The problem: State the number of lines in these records that include the word "палубе", and add nothing to it.

■ ■ ■ ■ ■ ■ ■

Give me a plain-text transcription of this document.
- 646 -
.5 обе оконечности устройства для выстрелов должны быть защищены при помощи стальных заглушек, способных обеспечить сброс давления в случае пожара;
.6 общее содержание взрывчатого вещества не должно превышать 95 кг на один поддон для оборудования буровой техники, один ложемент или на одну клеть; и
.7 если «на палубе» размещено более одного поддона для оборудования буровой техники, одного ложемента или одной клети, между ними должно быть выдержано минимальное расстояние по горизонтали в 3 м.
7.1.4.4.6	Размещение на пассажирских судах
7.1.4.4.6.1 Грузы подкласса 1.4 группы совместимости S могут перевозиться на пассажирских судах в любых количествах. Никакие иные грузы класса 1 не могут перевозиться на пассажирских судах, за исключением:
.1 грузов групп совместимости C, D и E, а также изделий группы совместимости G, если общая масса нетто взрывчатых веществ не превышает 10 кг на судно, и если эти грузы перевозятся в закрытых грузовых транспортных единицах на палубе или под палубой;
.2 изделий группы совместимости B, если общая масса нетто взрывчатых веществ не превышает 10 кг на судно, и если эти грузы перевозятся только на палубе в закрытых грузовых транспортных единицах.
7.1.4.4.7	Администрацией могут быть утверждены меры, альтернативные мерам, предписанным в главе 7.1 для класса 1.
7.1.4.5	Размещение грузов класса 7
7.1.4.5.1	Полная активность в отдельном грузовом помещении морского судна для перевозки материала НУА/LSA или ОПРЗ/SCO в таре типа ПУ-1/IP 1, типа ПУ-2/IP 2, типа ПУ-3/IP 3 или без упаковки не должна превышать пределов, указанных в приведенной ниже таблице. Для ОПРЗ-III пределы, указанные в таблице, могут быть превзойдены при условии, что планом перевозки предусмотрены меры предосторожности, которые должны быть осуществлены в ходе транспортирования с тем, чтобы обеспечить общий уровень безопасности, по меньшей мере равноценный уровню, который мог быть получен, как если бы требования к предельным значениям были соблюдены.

■ ■ ■ ■ ■ ■ ■

Expected answer: 3